Stored data
# # # # #

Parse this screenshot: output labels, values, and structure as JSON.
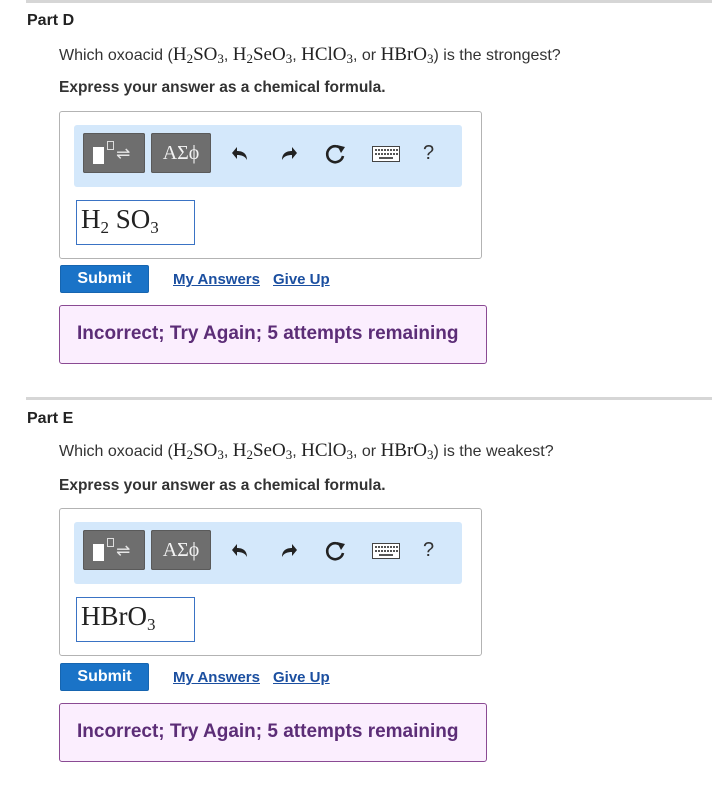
{
  "parts": [
    {
      "title": "Part D",
      "question": {
        "prefix": "Which oxoacid (",
        "formulas": [
          "H2SO3",
          "H2SeO3",
          "HClO3",
          "HBrO3"
        ],
        "sep1": ", ",
        "sep2": ", ",
        "sep3": ", or ",
        "suffix": ") is the strongest?"
      },
      "instruction": "Express your answer as a chemical formula.",
      "toolbar": {
        "symbols_label": "ΑΣϕ",
        "help_label": "?"
      },
      "answer": {
        "parts": [
          "H",
          "2",
          " SO",
          "3"
        ]
      },
      "submit_label": "Submit",
      "my_answers_label": "My Answers",
      "give_up_label": "Give Up",
      "feedback": "Incorrect; Try Again; 5 attempts remaining"
    },
    {
      "title": "Part E",
      "question": {
        "prefix": "Which oxoacid (",
        "formulas": [
          "H2SO3",
          "H2SeO3",
          "HClO3",
          "HBrO3"
        ],
        "sep1": ", ",
        "sep2": ", ",
        "sep3": ", or ",
        "suffix": ") is the weakest?"
      },
      "instruction": "Express your answer as a chemical formula.",
      "toolbar": {
        "symbols_label": "ΑΣϕ",
        "help_label": "?"
      },
      "answer": {
        "parts": [
          "HBrO",
          "3",
          "",
          ""
        ]
      },
      "submit_label": "Submit",
      "my_answers_label": "My Answers",
      "give_up_label": "Give Up",
      "feedback": "Incorrect; Try Again; 5 attempts remaining"
    }
  ],
  "colors": {
    "toolbar_bg": "#d4e8fb",
    "submit_bg": "#1a73c7",
    "feedback_bg": "#fbeefe",
    "feedback_border": "#8a4a93",
    "feedback_text": "#5c2d77",
    "link": "#1b4fa0"
  },
  "icons": [
    "templates-icon",
    "undo-icon",
    "redo-icon",
    "reset-icon",
    "keyboard-icon",
    "help-icon"
  ]
}
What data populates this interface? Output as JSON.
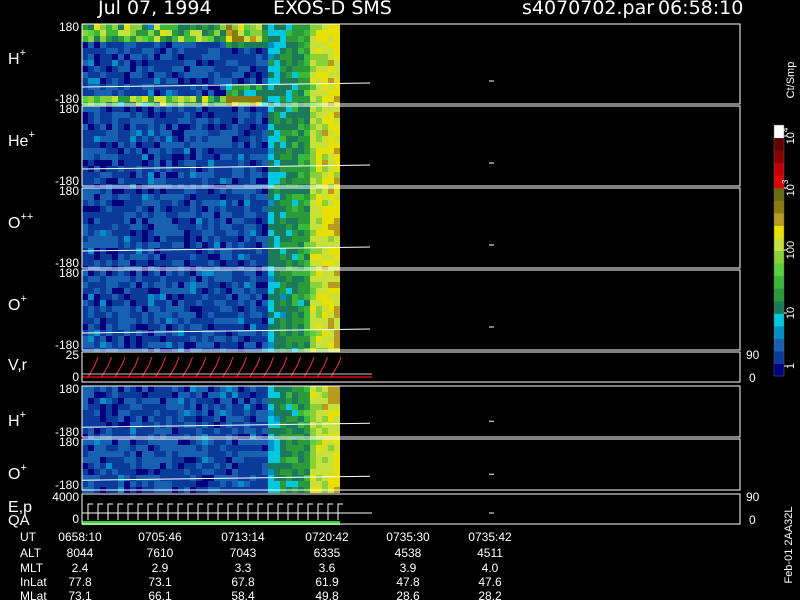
{
  "header": {
    "date": "Jul 07, 1994",
    "instrument": "EXOS-D SMS",
    "file": "s4070702.par",
    "time": "06:58:10"
  },
  "colorbar": {
    "unit": "Ct/Smp",
    "ticks": [
      "1",
      "10",
      "100",
      "10",
      "10"
    ],
    "tick_sup": [
      "",
      "",
      "",
      "3",
      "4"
    ],
    "colors": [
      "#00007f",
      "#0a3a9a",
      "#1860b0",
      "#0090c8",
      "#00c8e0",
      "#1a7a5a",
      "#2a9a3a",
      "#3ab83a",
      "#5ad03a",
      "#8ad03a",
      "#c8e03a",
      "#e8e000",
      "#b89a20",
      "#8a7a10",
      "#6a6a10",
      "#e00000",
      "#c00000",
      "#8a0000",
      "#600000",
      "#ffffff"
    ]
  },
  "panels": [
    {
      "label": "H",
      "sup": "+",
      "ymax": "180",
      "ymin": "-180"
    },
    {
      "label": "He",
      "sup": "+",
      "ymax": "180",
      "ymin": "-180"
    },
    {
      "label": "O",
      "sup": "++",
      "ymax": "180",
      "ymin": "-180"
    },
    {
      "label": "O",
      "sup": "+",
      "ymax": "180",
      "ymin": "-180"
    },
    {
      "label": "V,r",
      "sup": "",
      "ymax": "25",
      "ymin": "0",
      "right_max": "90",
      "right_min": "0"
    },
    {
      "label": "H",
      "sup": "+",
      "ymax": "180",
      "ymin": "-180"
    },
    {
      "label": "O",
      "sup": "+",
      "ymax": "180",
      "ymin": "-180"
    },
    {
      "label": "E,p",
      "sup": "",
      "label2": "QA",
      "ymax": "4000",
      "ymin": "0",
      "right_max": "90",
      "right_min": "0"
    }
  ],
  "footer": {
    "row_labels": [
      "UT",
      "ALT",
      "MLT",
      "InLat",
      "MLat"
    ],
    "columns": [
      {
        "UT": "0658:10",
        "ALT": "8044",
        "MLT": "2.4",
        "InLat": "77.8",
        "MLat": "73.1"
      },
      {
        "UT": "0705:46",
        "ALT": "7610",
        "MLT": "2.9",
        "InLat": "73.1",
        "MLat": "66.1"
      },
      {
        "UT": "0713:14",
        "ALT": "7043",
        "MLT": "3.3",
        "InLat": "67.8",
        "MLat": "58.4"
      },
      {
        "UT": "0720:42",
        "ALT": "6335",
        "MLT": "3.6",
        "InLat": "61.9",
        "MLat": "49.8"
      },
      {
        "UT": "0735:30",
        "ALT": "4538",
        "MLT": "3.9",
        "InLat": "47.8",
        "MLat": "28.6"
      },
      {
        "UT": "0735:42",
        "ALT": "4511",
        "MLT": "4.0",
        "InLat": "47.6",
        "MLat": "28.2"
      }
    ],
    "side_note": "Feb-01 2AA32L"
  },
  "chart_data": {
    "type": "heatmap",
    "title": "Jul 07, 1994   EXOS-D SMS",
    "xlabel": "UT",
    "x_ticks": [
      "0658:10",
      "0705:46",
      "0713:14",
      "0720:42",
      "0735:30",
      "0735:42"
    ],
    "colorscale": "log",
    "colorscale_unit": "Ct/Smp",
    "colorscale_range": [
      1,
      10000
    ],
    "panels": [
      "H+",
      "He+",
      "O++",
      "O+",
      "V,r",
      "H+",
      "O+",
      "E,p / QA"
    ],
    "pitch_angle_range": [
      -180,
      180
    ],
    "note": "spectrogram counts shown up to ~0721 UT, no data afterwards"
  }
}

# # # # #

- **TASK OBJECTIVE**:
Copy each line from the data above that includes "title".

- **FULL OUTPUT**:
      "title": "Part D",
      "title": "Part E",
    "title": "Jul 07, 1994   EXOS-D SMS",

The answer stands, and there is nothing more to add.